** Begin Task data **

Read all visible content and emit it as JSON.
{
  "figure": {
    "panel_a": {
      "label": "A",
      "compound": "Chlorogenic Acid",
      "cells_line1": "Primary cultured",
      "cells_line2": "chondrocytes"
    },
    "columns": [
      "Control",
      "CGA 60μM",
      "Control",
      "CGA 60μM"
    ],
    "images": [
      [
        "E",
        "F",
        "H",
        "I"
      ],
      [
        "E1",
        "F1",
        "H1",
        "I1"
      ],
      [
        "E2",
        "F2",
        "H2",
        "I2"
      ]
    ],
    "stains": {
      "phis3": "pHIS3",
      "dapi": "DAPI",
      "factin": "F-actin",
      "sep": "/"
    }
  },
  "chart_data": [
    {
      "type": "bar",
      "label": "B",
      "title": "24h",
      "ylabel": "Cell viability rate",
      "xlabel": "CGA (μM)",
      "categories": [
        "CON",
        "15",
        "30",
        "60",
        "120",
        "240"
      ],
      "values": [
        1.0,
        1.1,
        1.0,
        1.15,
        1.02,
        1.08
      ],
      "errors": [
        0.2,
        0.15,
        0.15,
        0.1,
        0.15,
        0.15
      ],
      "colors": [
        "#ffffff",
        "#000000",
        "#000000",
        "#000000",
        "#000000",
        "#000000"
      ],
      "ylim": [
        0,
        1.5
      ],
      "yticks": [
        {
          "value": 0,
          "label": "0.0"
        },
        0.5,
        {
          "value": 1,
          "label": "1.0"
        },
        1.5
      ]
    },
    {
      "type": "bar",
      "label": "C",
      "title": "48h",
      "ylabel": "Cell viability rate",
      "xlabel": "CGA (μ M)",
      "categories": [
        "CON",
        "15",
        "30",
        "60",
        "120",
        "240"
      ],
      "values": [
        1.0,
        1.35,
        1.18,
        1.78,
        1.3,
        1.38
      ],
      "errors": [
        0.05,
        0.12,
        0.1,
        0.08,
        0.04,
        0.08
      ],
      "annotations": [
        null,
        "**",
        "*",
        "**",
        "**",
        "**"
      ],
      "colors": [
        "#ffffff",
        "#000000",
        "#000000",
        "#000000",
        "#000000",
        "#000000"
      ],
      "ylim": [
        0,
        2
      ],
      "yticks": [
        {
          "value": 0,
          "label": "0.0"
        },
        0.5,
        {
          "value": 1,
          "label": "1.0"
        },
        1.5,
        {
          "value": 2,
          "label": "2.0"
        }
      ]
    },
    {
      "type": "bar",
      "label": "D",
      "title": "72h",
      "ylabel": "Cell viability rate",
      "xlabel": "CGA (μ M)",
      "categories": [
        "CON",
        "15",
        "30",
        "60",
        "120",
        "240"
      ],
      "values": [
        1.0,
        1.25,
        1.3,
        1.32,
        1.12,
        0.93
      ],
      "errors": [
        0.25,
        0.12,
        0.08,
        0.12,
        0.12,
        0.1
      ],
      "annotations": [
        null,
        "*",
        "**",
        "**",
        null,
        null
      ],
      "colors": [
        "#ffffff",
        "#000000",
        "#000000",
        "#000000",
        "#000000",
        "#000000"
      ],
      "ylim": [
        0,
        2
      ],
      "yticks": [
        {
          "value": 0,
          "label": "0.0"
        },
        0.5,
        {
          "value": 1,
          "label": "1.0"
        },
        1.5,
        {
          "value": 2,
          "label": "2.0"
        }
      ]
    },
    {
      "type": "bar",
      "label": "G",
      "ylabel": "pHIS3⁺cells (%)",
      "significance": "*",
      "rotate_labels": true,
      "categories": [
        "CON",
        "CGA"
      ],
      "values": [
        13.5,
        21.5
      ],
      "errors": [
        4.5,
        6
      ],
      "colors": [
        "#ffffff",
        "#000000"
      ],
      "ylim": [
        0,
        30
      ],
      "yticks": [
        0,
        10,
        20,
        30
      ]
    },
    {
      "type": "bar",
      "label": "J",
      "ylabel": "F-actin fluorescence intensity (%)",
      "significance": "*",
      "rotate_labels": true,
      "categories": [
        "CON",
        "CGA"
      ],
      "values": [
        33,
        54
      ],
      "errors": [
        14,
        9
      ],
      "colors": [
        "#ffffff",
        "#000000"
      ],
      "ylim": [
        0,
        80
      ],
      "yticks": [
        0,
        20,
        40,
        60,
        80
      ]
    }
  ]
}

** End Task data **

*Requirement:*
Where a line of the material above holds the string "actin", copy that line.

*Task solution:*
      "factin": "F-actin",
      "ylabel": "F-actin fluorescence intensity (%)",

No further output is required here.